YOUR OBJECTIVE:
Report the number of lines in the entries below that include the word "values", and nothing else.

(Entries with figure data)

** begin **

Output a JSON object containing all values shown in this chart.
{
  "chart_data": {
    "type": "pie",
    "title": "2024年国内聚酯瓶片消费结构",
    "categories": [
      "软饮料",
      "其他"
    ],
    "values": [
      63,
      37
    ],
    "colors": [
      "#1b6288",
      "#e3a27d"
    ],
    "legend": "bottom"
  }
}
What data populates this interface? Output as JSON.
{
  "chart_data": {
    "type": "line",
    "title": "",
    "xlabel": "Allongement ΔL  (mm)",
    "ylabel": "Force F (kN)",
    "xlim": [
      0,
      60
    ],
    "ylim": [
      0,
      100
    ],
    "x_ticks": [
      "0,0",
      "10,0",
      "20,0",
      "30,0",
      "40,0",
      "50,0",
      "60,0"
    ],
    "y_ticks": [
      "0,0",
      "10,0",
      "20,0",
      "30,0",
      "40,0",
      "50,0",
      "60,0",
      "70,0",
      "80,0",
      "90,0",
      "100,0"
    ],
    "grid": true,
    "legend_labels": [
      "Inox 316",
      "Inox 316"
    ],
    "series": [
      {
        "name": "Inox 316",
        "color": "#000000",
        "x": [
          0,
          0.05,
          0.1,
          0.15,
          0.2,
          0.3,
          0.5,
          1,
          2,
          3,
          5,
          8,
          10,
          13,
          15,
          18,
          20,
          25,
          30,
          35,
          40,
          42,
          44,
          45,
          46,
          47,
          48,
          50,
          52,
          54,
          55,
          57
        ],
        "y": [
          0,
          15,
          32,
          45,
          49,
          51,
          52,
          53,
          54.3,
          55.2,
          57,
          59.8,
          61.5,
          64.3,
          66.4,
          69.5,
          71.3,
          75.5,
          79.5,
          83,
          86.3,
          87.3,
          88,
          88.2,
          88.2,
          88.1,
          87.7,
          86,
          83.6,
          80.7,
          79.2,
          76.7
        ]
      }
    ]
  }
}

** end **

EXERCISE RESPONSE:
2